Objectifs =>
[1] Présentez sous forme de liste numérotée les lignes d'éléments annotés, en commençant par la toute première et en allant jusqu'à celle qui contient "improve-tip: Review your", incluse. Omettez les lignes vides.
[2] Poursuivez, s'il vous plaît, l'extrait sur le rythme de sortie des appareils de Samsung et d'Apple à partir de l'endroit où il s'arrête.

Pour Samsung, les consommateurs ne s'en rendent pas compte, mais leurs modèles évoluent par petites touches. Lorsqu'un appareil change de couleur, il n'est pas rare que ses composants soient revus. Le Note et le S2 avec de meilleurs écrans au cours de leur carrière. Ou encore le stylet du Note qui a été modifié à mi-parcours. Alors, oui, Samsung respecte le délai d'un an, mais son matériel évolue doucement durant la mise en vente.

Samsung en outre, à l'instar d'Apple jusqu'à maintenant, commercialise ses produits phares à différents moments de l'année. Je doute donc qu'Apple choisisse de ne monopoliser l'attention qu'à la rentrée scolaire, voir au début de l'automne. Ça laisserait le champ libre à la concurrence, concurrence qui peut enfin espérer sortir de l'ombre avec JB 4.2.

Ce qui est sûr pour moi, c'est que pour l'instant, et après un iPad 2 et un iPad 3, j'hésite à acquérir si cher des appareils dont la commercialisation peut être très courte. Un an, cela me permettait un amortissement décent.

Entrées d'éléments annotés
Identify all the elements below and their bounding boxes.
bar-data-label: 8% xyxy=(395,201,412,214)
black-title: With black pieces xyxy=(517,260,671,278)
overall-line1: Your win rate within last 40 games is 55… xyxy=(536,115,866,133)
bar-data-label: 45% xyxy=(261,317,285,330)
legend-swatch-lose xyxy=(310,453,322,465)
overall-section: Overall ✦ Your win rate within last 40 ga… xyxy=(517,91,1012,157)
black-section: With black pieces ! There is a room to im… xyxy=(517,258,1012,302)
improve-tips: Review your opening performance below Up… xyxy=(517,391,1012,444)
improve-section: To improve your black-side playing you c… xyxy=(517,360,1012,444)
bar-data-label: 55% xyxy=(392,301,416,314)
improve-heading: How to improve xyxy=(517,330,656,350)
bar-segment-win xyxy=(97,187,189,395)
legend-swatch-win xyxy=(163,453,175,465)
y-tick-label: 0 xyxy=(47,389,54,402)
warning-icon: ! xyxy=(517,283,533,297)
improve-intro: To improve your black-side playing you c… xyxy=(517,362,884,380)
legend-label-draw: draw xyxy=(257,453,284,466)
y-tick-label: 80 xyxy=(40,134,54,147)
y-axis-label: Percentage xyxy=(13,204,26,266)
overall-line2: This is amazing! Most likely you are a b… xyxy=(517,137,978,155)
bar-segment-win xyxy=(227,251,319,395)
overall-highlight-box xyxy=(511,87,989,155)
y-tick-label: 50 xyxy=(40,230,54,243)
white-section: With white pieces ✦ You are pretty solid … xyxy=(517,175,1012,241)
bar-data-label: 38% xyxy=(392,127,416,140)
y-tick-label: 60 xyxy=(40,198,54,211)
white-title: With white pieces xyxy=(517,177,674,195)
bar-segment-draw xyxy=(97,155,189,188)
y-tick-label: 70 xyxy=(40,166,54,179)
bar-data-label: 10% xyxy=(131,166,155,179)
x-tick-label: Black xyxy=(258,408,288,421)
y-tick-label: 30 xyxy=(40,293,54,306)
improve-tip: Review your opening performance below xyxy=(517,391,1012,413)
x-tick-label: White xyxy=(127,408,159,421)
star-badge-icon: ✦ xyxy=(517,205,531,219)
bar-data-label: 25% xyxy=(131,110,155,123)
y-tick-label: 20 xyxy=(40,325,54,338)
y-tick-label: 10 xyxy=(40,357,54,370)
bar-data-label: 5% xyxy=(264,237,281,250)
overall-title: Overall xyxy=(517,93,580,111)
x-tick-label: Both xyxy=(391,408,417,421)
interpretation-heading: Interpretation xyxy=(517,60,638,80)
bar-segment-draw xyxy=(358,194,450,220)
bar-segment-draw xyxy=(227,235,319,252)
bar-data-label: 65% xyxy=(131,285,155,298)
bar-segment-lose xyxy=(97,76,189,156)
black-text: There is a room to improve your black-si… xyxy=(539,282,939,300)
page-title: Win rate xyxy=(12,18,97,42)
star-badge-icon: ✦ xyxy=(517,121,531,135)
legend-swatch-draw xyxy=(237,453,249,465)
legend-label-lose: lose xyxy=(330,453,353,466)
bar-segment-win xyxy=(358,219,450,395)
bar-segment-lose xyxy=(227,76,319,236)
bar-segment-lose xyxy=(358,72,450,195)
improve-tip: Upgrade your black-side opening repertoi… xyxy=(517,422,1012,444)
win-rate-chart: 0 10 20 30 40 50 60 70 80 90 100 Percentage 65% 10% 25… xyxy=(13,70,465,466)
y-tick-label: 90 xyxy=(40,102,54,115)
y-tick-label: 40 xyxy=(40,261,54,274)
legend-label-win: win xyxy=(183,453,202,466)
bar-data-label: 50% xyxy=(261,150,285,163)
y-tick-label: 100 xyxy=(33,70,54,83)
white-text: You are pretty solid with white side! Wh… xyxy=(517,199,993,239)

Résultats obtenus =>
[1]
1. Identify all the elements below and their bounding boxes.
2. bar-data-label: 8% xyxy=(395,201,412,214)
3. black-title: With black pieces xyxy=(517,260,671,278)
4. overall-line1: Your win rate within last 40 games is 55… xyxy=(536,115,866,133)
5. bar-data-label: 45% xyxy=(261,317,285,330)
6. legend-swatch-lose xyxy=(310,453,322,465)
7. overall-section: Overall ✦ Your win rate within last 40 ga… xyxy=(517,91,1012,157)
8. black-section: With black pieces ! There is a room to im… xyxy=(517,258,1012,302)
9. improve-tips: Review your opening performance below Up… xyxy=(517,391,1012,444)
10. improve-section: To improve your black-side playing you c… xyxy=(517,360,1012,444)
11. bar-data-label: 55% xyxy=(392,301,416,314)
12. improve-heading: How to improve xyxy=(517,330,656,350)
13. bar-segment-win xyxy=(97,187,189,395)
14. legend-swatch-win xyxy=(163,453,175,465)
15. y-tick-label: 0 xyxy=(47,389,54,402)
16. warning-icon: ! xyxy=(517,283,533,297)
17. improve-intro: To improve your black-side playing you c… xyxy=(517,362,884,380)
18. legend-label-draw: draw xyxy=(257,453,284,466)
19. y-tick-label: 80 xyxy=(40,134,54,147)
20. y-axis-label: Percentage xyxy=(13,204,26,266)
21. overall-line2: This is amazing! Most likely you are a b… xyxy=(517,137,978,155)
22. bar-segment-win xyxy=(227,251,319,395)
23. overall-highlight-box xyxy=(511,87,989,155)
24. y-tick-label: 50 xyxy=(40,230,54,243)
25. white-section: With white pieces ✦ You are pretty solid … xyxy=(517,175,1012,241)
26. bar-data-label: 38% xyxy=(392,127,416,140)
27. y-tick-label: 60 xyxy=(40,198,54,211)
28. white-title: With white pieces xyxy=(517,177,674,195)
29. bar-segment-draw xyxy=(97,155,189,188)
30. y-tick-label: 70 xyxy=(40,166,54,179)
31. bar-data-label: 10% xyxy=(131,166,155,179)
32. x-tick-label: Black xyxy=(258,408,288,421)
33. y-tick-label: 30 xyxy=(40,293,54,306)
34. improve-tip: Review your opening performance below xyxy=(517,391,1012,413)

[2]
Comme toi, j'ai l'impression que l'iPad Retina n'est pas abouti au sens où l'entend Apple... Le sort du Retina risque bien de tourner court. Surtout si le mini lui taille des croupières, tant il s'agit d'une belle machine. En tant que consommateur, cela me pousse à un certain attentisme, attentisme somme toute ridicule dans le monde informatique, j'en ai conscience.


----------



## jean_claude_duss (4 Novembre 2012)

je me disais que apple allais en profiter poru faire du mac en début d'année et du ibidules en fin d'année....

Mais en y réfléchissant, apple ne gagne plus que des clopienttes avec les mac, ce qui rapporte c'est iphone et ipad... ils ont peut être intéret à fair edes mises à jours plus souvent...

le problème du ipad c'est qu'il est tres cher...
objectivement un ipad c'est génial mais ca sert a rien. 
enfin, au quotidien c'est super de surfer avec, mais c'est pas indispensable...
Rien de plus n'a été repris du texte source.